### TASK
Reproduce the records. Keep every word exact and include no images.

### MATERIAL PROVIDED

■ ■ ■

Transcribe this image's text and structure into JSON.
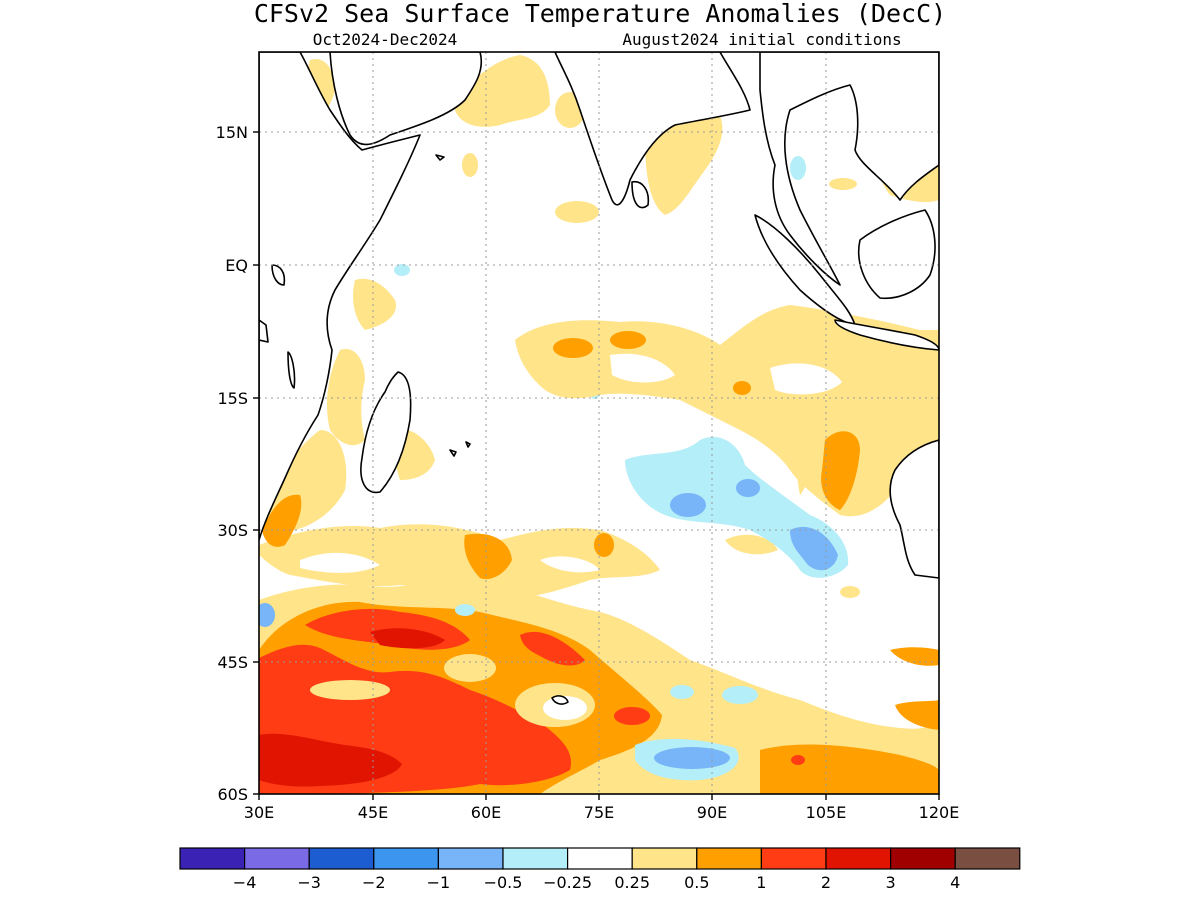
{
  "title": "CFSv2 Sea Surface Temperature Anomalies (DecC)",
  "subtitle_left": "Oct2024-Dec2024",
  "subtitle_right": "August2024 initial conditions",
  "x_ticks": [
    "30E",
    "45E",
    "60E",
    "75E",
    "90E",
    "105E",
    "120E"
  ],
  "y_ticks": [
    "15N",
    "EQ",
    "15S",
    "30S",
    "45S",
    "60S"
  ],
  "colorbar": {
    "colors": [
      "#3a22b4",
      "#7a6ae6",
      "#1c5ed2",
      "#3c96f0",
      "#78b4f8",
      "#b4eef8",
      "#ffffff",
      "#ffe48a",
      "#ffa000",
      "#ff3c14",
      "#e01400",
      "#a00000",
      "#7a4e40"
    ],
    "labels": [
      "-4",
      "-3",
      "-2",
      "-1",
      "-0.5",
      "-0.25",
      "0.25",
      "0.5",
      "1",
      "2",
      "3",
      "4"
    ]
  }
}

■ ■ ■

### FULL RESPONSE
Transcribe this image's text and structure into JSON.
{
  "title": "CFSv2 Sea Surface Temperature Anomalies (DecC)",
  "subtitle_left": "Oct2024-Dec2024",
  "subtitle_right": "August2024 initial conditions",
  "x_ticks": [
    "30E",
    "45E",
    "60E",
    "75E",
    "90E",
    "105E",
    "120E"
  ],
  "y_ticks": [
    "15N",
    "EQ",
    "15S",
    "30S",
    "45S",
    "60S"
  ],
  "colorbar": {
    "colors": [
      "#3a22b4",
      "#7a6ae6",
      "#1c5ed2",
      "#3c96f0",
      "#78b4f8",
      "#b4eef8",
      "#ffffff",
      "#ffe48a",
      "#ffa000",
      "#ff3c14",
      "#e01400",
      "#a00000",
      "#7a4e40"
    ],
    "labels": [
      "-4",
      "-3",
      "-2",
      "-1",
      "-0.5",
      "-0.25",
      "0.25",
      "0.5",
      "1",
      "2",
      "3",
      "4"
    ]
  }
}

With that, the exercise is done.